** start RECORDS SHOWN **
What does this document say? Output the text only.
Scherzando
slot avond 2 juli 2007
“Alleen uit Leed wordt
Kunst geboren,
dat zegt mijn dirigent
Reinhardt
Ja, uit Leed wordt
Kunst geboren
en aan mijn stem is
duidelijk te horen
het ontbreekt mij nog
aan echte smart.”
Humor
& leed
** end RECORDS SHOWN **
# GIVEN INSTRUCTION:
Please restate the data word for word, every record included.

# REPLY:
What does this document say? Output the text only.
Scherzando
slot avond 2 juli 2007
“Alleen uit Leed wordt
Kunst geboren,
dat zegt mijn dirigent
Reinhardt
Ja, uit Leed wordt
Kunst geboren
en aan mijn stem is
duidelijk te horen
het ontbreekt mij nog
aan echte smart.”
Humor
& leed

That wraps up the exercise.